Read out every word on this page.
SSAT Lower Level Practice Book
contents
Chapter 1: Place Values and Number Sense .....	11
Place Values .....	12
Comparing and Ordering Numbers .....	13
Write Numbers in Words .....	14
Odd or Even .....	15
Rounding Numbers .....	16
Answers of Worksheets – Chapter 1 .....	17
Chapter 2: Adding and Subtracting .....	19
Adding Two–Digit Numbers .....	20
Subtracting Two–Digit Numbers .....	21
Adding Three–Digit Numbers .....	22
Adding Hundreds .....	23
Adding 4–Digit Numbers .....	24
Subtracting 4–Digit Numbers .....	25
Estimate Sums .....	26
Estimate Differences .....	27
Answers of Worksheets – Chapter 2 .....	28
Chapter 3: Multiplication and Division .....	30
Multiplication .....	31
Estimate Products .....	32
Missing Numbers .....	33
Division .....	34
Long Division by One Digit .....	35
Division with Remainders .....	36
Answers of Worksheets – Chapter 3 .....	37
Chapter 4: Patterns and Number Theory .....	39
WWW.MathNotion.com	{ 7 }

What to do:
For this exercise, gather every line of the data that contains the word "Chapter".

Response to this exercise:
Chapter 1: Place Values and Number Sense .....	11
Answers of Worksheets – Chapter 1 .....	17
Chapter 2: Adding and Subtracting .....	19
Answers of Worksheets – Chapter 2 .....	28
Chapter 3: Multiplication and Division .....	30
Answers of Worksheets – Chapter 3 .....	37
Chapter 4: Patterns and Number Theory .....	39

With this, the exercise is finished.